Records
==================================================
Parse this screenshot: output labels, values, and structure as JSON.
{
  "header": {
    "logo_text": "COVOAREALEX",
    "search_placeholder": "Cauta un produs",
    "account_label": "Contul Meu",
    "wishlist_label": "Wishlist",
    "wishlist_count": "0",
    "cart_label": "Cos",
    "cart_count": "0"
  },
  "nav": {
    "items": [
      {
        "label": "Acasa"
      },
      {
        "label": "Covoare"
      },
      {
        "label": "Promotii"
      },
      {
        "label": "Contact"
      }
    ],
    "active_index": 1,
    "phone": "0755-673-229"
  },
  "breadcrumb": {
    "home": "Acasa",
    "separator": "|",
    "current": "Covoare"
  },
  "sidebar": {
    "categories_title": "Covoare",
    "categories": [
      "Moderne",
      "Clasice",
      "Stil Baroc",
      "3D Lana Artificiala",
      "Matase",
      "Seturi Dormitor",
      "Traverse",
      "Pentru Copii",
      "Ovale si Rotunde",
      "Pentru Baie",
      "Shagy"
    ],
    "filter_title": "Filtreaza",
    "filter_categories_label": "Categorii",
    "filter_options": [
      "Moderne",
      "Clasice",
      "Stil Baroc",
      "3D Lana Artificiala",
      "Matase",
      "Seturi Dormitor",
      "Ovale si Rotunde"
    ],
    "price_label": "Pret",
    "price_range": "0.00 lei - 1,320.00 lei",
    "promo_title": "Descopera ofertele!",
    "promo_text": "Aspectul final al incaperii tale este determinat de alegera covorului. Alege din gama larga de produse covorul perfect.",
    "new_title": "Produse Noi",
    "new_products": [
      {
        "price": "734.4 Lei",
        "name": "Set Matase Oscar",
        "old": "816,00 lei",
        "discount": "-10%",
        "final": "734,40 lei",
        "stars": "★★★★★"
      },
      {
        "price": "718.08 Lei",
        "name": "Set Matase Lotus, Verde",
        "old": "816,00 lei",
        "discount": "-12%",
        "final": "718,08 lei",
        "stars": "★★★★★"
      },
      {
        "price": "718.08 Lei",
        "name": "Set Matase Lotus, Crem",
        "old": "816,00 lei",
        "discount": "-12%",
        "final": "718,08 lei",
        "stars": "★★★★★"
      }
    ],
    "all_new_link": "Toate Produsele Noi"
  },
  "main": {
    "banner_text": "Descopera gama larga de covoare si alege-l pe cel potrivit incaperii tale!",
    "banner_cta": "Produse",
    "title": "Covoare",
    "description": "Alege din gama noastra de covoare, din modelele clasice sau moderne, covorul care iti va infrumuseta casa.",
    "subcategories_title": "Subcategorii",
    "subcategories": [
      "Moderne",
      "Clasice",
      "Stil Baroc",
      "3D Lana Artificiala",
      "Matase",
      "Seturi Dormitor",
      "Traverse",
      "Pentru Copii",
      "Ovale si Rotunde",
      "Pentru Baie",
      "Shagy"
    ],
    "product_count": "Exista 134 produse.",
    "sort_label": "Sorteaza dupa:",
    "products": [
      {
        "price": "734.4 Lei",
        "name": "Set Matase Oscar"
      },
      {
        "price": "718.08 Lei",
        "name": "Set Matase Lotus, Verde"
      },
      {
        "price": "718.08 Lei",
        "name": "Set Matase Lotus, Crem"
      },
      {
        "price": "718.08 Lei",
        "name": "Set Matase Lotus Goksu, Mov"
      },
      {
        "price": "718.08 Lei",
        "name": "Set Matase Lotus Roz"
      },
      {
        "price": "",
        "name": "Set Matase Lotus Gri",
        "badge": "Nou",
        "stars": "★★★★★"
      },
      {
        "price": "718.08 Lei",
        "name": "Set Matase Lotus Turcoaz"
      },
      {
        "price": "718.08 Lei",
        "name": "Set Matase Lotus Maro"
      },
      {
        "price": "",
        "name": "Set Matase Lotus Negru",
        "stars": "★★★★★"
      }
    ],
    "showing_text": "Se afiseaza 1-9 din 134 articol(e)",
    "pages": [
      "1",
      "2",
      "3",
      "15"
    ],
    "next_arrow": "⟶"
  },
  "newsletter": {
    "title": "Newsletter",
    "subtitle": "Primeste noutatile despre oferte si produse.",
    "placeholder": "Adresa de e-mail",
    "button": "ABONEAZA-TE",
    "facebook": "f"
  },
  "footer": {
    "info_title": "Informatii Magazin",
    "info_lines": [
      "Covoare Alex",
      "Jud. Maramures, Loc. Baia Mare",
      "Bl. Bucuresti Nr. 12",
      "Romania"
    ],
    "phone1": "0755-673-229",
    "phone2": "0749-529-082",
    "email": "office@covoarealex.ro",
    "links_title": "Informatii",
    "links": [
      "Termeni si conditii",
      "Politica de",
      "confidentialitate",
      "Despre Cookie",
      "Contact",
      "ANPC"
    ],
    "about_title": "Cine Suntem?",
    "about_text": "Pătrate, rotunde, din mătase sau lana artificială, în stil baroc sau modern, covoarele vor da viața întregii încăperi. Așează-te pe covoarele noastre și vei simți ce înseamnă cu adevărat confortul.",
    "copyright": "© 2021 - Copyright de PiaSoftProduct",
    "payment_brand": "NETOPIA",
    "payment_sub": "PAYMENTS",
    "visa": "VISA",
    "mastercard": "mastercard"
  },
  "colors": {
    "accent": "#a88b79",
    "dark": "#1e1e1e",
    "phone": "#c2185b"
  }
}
==================================================
#### [Task statement]
Output the listing above without altering a single character.

#### [Answer to the task]
Parse this screenshot: output labels, values, and structure as JSON.
{
  "header": {
    "logo_text": "COVOAREALEX",
    "search_placeholder": "Cauta un produs",
    "account_label": "Contul Meu",
    "wishlist_label": "Wishlist",
    "wishlist_count": "0",
    "cart_label": "Cos",
    "cart_count": "0"
  },
  "nav": {
    "items": [
      {
        "label": "Acasa"
      },
      {
        "label": "Covoare"
      },
      {
        "label": "Promotii"
      },
      {
        "label": "Contact"
      }
    ],
    "active_index": 1,
    "phone": "0755-673-229"
  },
  "breadcrumb": {
    "home": "Acasa",
    "separator": "|",
    "current": "Covoare"
  },
  "sidebar": {
    "categories_title": "Covoare",
    "categories": [
      "Moderne",
      "Clasice",
      "Stil Baroc",
      "3D Lana Artificiala",
      "Matase",
      "Seturi Dormitor",
      "Traverse",
      "Pentru Copii",
      "Ovale si Rotunde",
      "Pentru Baie",
      "Shagy"
    ],
    "filter_title": "Filtreaza",
    "filter_categories_label": "Categorii",
    "filter_options": [
      "Moderne",
      "Clasice",
      "Stil Baroc",
      "3D Lana Artificiala",
      "Matase",
      "Seturi Dormitor",
      "Ovale si Rotunde"
    ],
    "price_label": "Pret",
    "price_range": "0.00 lei - 1,320.00 lei",
    "promo_title": "Descopera ofertele!",
    "promo_text": "Aspectul final al incaperii tale este determinat de alegera covorului. Alege din gama larga de produse covorul perfect.",
    "new_title": "Produse Noi",
    "new_products": [
      {
        "price": "734.4 Lei",
        "name": "Set Matase Oscar",
        "old": "816,00 lei",
        "discount": "-10%",
        "final": "734,40 lei",
        "stars": "★★★★★"
      },
      {
        "price": "718.08 Lei",
        "name": "Set Matase Lotus, Verde",
        "old": "816,00 lei",
        "discount": "-12%",
        "final": "718,08 lei",
        "stars": "★★★★★"
      },
      {
        "price": "718.08 Lei",
        "name": "Set Matase Lotus, Crem",
        "old": "816,00 lei",
        "discount": "-12%",
        "final": "718,08 lei",
        "stars": "★★★★★"
      }
    ],
    "all_new_link": "Toate Produsele Noi"
  },
  "main": {
    "banner_text": "Descopera gama larga de covoare si alege-l pe cel potrivit incaperii tale!",
    "banner_cta": "Produse",
    "title": "Covoare",
    "description": "Alege din gama noastra de covoare, din modelele clasice sau moderne, covorul care iti va infrumuseta casa.",
    "subcategories_title": "Subcategorii",
    "subcategories": [
      "Moderne",
      "Clasice",
      "Stil Baroc",
      "3D Lana Artificiala",
      "Matase",
      "Seturi Dormitor",
      "Traverse",
      "Pentru Copii",
      "Ovale si Rotunde",
      "Pentru Baie",
      "Shagy"
    ],
    "product_count": "Exista 134 produse.",
    "sort_label": "Sorteaza dupa:",
    "products": [
      {
        "price": "734.4 Lei",
        "name": "Set Matase Oscar"
      },
      {
        "price": "718.08 Lei",
        "name": "Set Matase Lotus, Verde"
      },
      {
        "price": "718.08 Lei",
        "name": "Set Matase Lotus, Crem"
      },
      {
        "price": "718.08 Lei",
        "name": "Set Matase Lotus Goksu, Mov"
      },
      {
        "price": "718.08 Lei",
        "name": "Set Matase Lotus Roz"
      },
      {
        "price": "",
        "name": "Set Matase Lotus Gri",
        "badge": "Nou",
        "stars": "★★★★★"
      },
      {
        "price": "718.08 Lei",
        "name": "Set Matase Lotus Turcoaz"
      },
      {
        "price": "718.08 Lei",
        "name": "Set Matase Lotus Maro"
      },
      {
        "price": "",
        "name": "Set Matase Lotus Negru",
        "stars": "★★★★★"
      }
    ],
    "showing_text": "Se afiseaza 1-9 din 134 articol(e)",
    "pages": [
      "1",
      "2",
      "3",
      "15"
    ],
    "next_arrow": "⟶"
  },
  "newsletter": {
    "title": "Newsletter",
    "subtitle": "Primeste noutatile despre oferte si produse.",
    "placeholder": "Adresa de e-mail",
    "button": "ABONEAZA-TE",
    "facebook": "f"
  },
  "footer": {
    "info_title": "Informatii Magazin",
    "info_lines": [
      "Covoare Alex",
      "Jud. Maramures, Loc. Baia Mare",
      "Bl. Bucuresti Nr. 12",
      "Romania"
    ],
    "phone1": "0755-673-229",
    "phone2": "0749-529-082",
    "email": "office@covoarealex.ro",
    "links_title": "Informatii",
    "links": [
      "Termeni si conditii",
      "Politica de",
      "confidentialitate",
      "Despre Cookie",
      "Contact",
      "ANPC"
    ],
    "about_title": "Cine Suntem?",
    "about_text": "Pătrate, rotunde, din mătase sau lana artificială, în stil baroc sau modern, covoarele vor da viața întregii încăperi. Așează-te pe covoarele noastre și vei simți ce înseamnă cu adevărat confortul.",
    "copyright": "© 2021 - Copyright de PiaSoftProduct",
    "payment_brand": "NETOPIA",
    "payment_sub": "PAYMENTS",
    "visa": "VISA",
    "mastercard": "mastercard"
  },
  "colors": {
    "accent": "#a88b79",
    "dark": "#1e1e1e",
    "phone": "#c2185b"
  }
}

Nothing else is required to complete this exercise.